[Brief] Print all of the entries exactly, minus the pictures.

[Supplied data]

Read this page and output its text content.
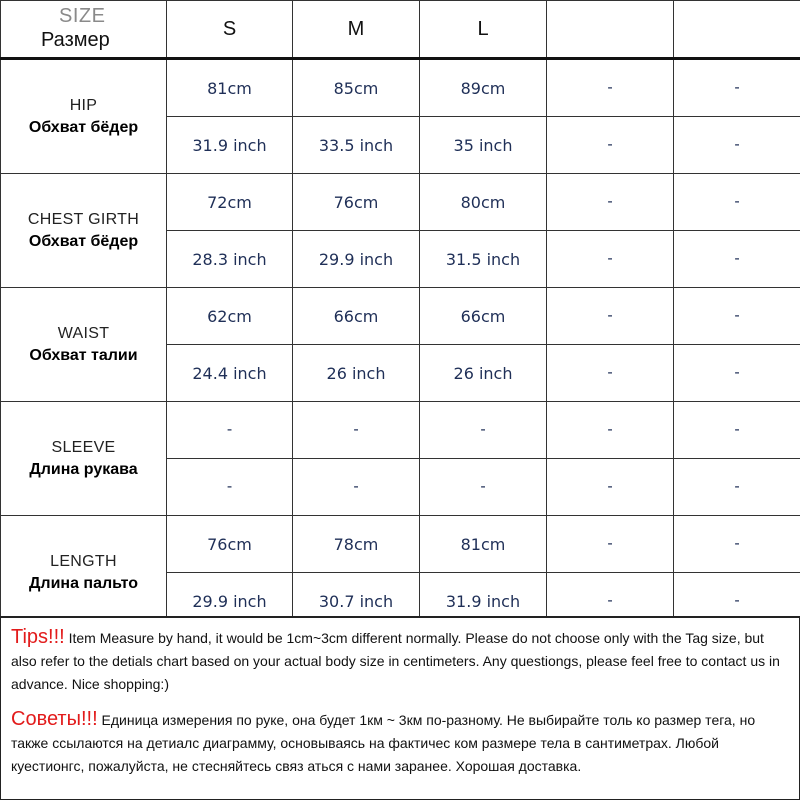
SIZE
Размер	S	M	L		

HIP
Обхват бёдер	81cm	85cm	89cm	-	-
	31.9 inch	33.5 inch	35 inch	-	-

CHEST GIRTH
Обхват бёдер	72cm	76cm	80cm	-	-
	28.3 inch	29.9 inch	31.5 inch	-	-

WAIST
Обхват талии	62cm	66cm	66cm	-	-
	24.4 inch	26 inch	26 inch	-	-

SLEEVE
Длина рукава	-	-	-	-	-
	-	-	-	-	-

LENGTH
Длина пальто	76cm	78cm	81cm	-	-
	29.9 inch	30.7 inch	31.9 inch	-	-
Tips!!! Item Measure by hand, it would be 1cm~3cm different normally. Please do not choose only with the Tag size, but also refer to the detials chart based on your actual body size in centimeters. Any questiongs, please feel free to contact us in advance. Nice shopping:)
Советы!!! Единица измерения по руке, она будет 1км ~ 3км по-разному. Не выбирайте толь ко размер тега, но также ссылаются на детиалс диаграмму, основываясь на фактичес ком размере тела в сантиметрах. Любой куестионгс, пожалуйста, не стесняйтесь связ аться с нами заранее. Хорошая доставка.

[Complete response]
Read this page and output its text content.
SIZE
Размер	S	M	L		

HIP
Обхват бёдер	81cm	85cm	89cm	-	-
	31.9 inch	33.5 inch	35 inch	-	-

CHEST GIRTH
Обхват бёдер	72cm	76cm	80cm	-	-
	28.3 inch	29.9 inch	31.5 inch	-	-

WAIST
Обхват талии	62cm	66cm	66cm	-	-
	24.4 inch	26 inch	26 inch	-	-

SLEEVE
Длина рукава	-	-	-	-	-
	-	-	-	-	-

LENGTH
Длина пальто	76cm	78cm	81cm	-	-
	29.9 inch	30.7 inch	31.9 inch	-	-
Tips!!! Item Measure by hand, it would be 1cm~3cm different normally. Please do not choose only with the Tag size, but also refer to the detials chart based on your actual body size in centimeters. Any questiongs, please feel free to contact us in advance. Nice shopping:)
Советы!!! Единица измерения по руке, она будет 1км ~ 3км по-разному. Не выбирайте толь ко размер тега, но также ссылаются на детиалс диаграмму, основываясь на фактичес ком размере тела в сантиметрах. Любой куестионгс, пожалуйста, не стесняйтесь связ аться с нами заранее. Хорошая доставка.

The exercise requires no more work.